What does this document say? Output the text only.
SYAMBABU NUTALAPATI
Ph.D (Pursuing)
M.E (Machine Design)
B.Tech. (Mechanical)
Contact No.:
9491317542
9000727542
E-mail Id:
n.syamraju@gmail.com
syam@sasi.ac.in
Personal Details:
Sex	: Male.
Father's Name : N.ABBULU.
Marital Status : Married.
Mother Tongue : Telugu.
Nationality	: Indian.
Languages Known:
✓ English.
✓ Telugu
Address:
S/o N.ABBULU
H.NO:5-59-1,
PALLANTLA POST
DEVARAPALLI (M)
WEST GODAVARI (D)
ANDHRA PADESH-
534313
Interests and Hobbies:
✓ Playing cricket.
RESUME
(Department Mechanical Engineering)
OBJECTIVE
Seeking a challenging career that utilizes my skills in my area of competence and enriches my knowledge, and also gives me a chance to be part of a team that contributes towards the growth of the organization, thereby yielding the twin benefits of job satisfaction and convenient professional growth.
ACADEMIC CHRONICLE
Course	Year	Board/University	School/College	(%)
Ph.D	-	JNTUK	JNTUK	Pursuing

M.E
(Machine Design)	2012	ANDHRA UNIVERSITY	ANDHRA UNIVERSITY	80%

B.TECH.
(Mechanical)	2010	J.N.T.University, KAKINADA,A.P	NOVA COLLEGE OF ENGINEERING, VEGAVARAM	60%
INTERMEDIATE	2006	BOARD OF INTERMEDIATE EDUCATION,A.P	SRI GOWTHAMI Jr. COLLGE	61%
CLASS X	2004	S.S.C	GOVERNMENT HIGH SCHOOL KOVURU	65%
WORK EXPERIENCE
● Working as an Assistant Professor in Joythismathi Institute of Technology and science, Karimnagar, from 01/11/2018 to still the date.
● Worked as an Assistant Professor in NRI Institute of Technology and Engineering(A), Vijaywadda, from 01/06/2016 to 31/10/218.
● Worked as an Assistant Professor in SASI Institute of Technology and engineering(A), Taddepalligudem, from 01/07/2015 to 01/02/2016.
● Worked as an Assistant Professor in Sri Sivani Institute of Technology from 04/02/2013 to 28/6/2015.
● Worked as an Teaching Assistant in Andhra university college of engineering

**GOAL OF THE EXERCISE**
Using the records above, gather all lines where the string "Design" is present.

**ANSWER TO THE EXERCISE**
M.E (Machine Design)
(Machine Design)	2012	ANDHRA UNIVERSITY	ANDHRA UNIVERSITY	80%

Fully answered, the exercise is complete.